OBJECTIVE: Copy out all of the material exactly.

(Data excerpts)

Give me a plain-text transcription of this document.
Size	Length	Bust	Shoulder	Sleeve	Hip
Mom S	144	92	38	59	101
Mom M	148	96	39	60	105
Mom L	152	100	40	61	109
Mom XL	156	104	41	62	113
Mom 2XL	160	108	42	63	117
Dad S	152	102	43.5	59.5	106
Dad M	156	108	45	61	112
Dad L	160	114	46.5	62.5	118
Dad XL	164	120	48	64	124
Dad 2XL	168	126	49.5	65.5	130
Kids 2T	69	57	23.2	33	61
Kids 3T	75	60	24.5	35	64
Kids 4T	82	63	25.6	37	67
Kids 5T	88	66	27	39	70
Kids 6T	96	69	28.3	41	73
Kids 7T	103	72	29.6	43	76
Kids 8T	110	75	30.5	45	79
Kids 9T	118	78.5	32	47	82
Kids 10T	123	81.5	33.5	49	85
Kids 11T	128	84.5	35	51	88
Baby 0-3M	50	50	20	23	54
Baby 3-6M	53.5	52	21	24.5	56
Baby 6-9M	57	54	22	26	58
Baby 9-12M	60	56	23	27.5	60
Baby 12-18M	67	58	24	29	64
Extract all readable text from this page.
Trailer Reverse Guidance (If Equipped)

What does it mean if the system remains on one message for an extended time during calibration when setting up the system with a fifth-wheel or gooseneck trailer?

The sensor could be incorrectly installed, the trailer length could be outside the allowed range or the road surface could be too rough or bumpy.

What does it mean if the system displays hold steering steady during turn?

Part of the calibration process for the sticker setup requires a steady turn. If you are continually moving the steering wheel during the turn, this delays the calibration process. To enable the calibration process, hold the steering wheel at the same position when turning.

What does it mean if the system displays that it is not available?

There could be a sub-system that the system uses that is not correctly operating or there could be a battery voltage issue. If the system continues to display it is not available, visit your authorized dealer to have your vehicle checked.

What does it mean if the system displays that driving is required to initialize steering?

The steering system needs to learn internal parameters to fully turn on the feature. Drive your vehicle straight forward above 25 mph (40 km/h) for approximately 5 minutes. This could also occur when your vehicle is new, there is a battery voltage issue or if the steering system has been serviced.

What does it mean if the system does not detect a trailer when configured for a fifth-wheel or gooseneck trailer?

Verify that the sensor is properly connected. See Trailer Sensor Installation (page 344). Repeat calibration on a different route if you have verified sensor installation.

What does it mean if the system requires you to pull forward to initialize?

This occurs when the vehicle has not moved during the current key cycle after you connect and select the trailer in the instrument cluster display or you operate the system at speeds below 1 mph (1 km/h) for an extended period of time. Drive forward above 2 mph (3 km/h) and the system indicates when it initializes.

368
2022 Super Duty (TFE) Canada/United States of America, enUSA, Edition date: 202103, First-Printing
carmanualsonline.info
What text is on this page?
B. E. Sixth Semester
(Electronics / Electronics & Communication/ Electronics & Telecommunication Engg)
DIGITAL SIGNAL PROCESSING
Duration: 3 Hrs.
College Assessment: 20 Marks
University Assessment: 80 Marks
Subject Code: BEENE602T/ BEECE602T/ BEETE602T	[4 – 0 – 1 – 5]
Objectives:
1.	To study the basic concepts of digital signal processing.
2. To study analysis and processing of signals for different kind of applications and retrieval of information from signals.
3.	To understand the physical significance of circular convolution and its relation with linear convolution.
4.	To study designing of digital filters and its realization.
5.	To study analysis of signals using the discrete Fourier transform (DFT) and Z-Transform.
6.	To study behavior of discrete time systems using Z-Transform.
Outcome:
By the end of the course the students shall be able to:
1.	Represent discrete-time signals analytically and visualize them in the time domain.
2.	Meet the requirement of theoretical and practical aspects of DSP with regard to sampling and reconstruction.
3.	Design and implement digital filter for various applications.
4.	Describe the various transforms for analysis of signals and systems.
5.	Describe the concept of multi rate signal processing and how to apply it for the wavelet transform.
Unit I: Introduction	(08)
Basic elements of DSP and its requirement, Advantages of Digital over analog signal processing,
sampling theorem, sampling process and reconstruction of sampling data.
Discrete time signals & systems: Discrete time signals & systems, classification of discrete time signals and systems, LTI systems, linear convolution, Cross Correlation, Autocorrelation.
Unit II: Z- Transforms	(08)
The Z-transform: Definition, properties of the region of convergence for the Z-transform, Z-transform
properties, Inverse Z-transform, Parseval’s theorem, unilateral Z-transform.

EXERCISE RESPONSE:
Give me a plain-text transcription of this document.
Size	Length	Bust	Shoulder	Sleeve	Hip
Mom S	144	92	38	59	101
Mom M	148	96	39	60	105
Mom L	152	100	40	61	109
Mom XL	156	104	41	62	113
Mom 2XL	160	108	42	63	117
Dad S	152	102	43.5	59.5	106
Dad M	156	108	45	61	112
Dad L	160	114	46.5	62.5	118
Dad XL	164	120	48	64	124
Dad 2XL	168	126	49.5	65.5	130
Kids 2T	69	57	23.2	33	61
Kids 3T	75	60	24.5	35	64
Kids 4T	82	63	25.6	37	67
Kids 5T	88	66	27	39	70
Kids 6T	96	69	28.3	41	73
Kids 7T	103	72	29.6	43	76
Kids 8T	110	75	30.5	45	79
Kids 9T	118	78.5	32	47	82
Kids 10T	123	81.5	33.5	49	85
Kids 11T	128	84.5	35	51	88
Baby 0-3M	50	50	20	23	54
Baby 3-6M	53.5	52	21	24.5	56
Baby 6-9M	57	54	22	26	58
Baby 9-12M	60	56	23	27.5	60
Baby 12-18M	67	58	24	29	64
Extract all readable text from this page.
Trailer Reverse Guidance (If Equipped)

What does it mean if the system remains on one message for an extended time during calibration when setting up the system with a fifth-wheel or gooseneck trailer?

The sensor could be incorrectly installed, the trailer length could be outside the allowed range or the road surface could be too rough or bumpy.

What does it mean if the system displays hold steering steady during turn?

Part of the calibration process for the sticker setup requires a steady turn. If you are continually moving the steering wheel during the turn, this delays the calibration process. To enable the calibration process, hold the steering wheel at the same position when turning.

What does it mean if the system displays that it is not available?

There could be a sub-system that the system uses that is not correctly operating or there could be a battery voltage issue. If the system continues to display it is not available, visit your authorized dealer to have your vehicle checked.

What does it mean if the system displays that driving is required to initialize steering?

The steering system needs to learn internal parameters to fully turn on the feature. Drive your vehicle straight forward above 25 mph (40 km/h) for approximately 5 minutes. This could also occur when your vehicle is new, there is a battery voltage issue or if the steering system has been serviced.

What does it mean if the system does not detect a trailer when configured for a fifth-wheel or gooseneck trailer?

Verify that the sensor is properly connected. See Trailer Sensor Installation (page 344). Repeat calibration on a different route if you have verified sensor installation.

What does it mean if the system requires you to pull forward to initialize?

This occurs when the vehicle has not moved during the current key cycle after you connect and select the trailer in the instrument cluster display or you operate the system at speeds below 1 mph (1 km/h) for an extended period of time. Drive forward above 2 mph (3 km/h) and the system indicates when it initializes.

368
2022 Super Duty (TFE) Canada/United States of America, enUSA, Edition date: 202103, First-Printing
carmanualsonline.info
What text is on this page?
B. E. Sixth Semester
(Electronics / Electronics & Communication/ Electronics & Telecommunication Engg)
DIGITAL SIGNAL PROCESSING
Duration: 3 Hrs.
College Assessment: 20 Marks
University Assessment: 80 Marks
Subject Code: BEENE602T/ BEECE602T/ BEETE602T	[4 – 0 – 1 – 5]
Objectives:
1.	To study the basic concepts of digital signal processing.
2. To study analysis and processing of signals for different kind of applications and retrieval of information from signals.
3.	To understand the physical significance of circular convolution and its relation with linear convolution.
4.	To study designing of digital filters and its realization.
5.	To study analysis of signals using the discrete Fourier transform (DFT) and Z-Transform.
6.	To study behavior of discrete time systems using Z-Transform.
Outcome:
By the end of the course the students shall be able to:
1.	Represent discrete-time signals analytically and visualize them in the time domain.
2.	Meet the requirement of theoretical and practical aspects of DSP with regard to sampling and reconstruction.
3.	Design and implement digital filter for various applications.
4.	Describe the various transforms for analysis of signals and systems.
5.	Describe the concept of multi rate signal processing and how to apply it for the wavelet transform.
Unit I: Introduction	(08)
Basic elements of DSP and its requirement, Advantages of Digital over analog signal processing,
sampling theorem, sampling process and reconstruction of sampling data.
Discrete time signals & systems: Discrete time signals & systems, classification of discrete time signals and systems, LTI systems, linear convolution, Cross Correlation, Autocorrelation.
Unit II: Z- Transforms	(08)
The Z-transform: Definition, properties of the region of convergence for the Z-transform, Z-transform
properties, Inverse Z-transform, Parseval’s theorem, unilateral Z-transform.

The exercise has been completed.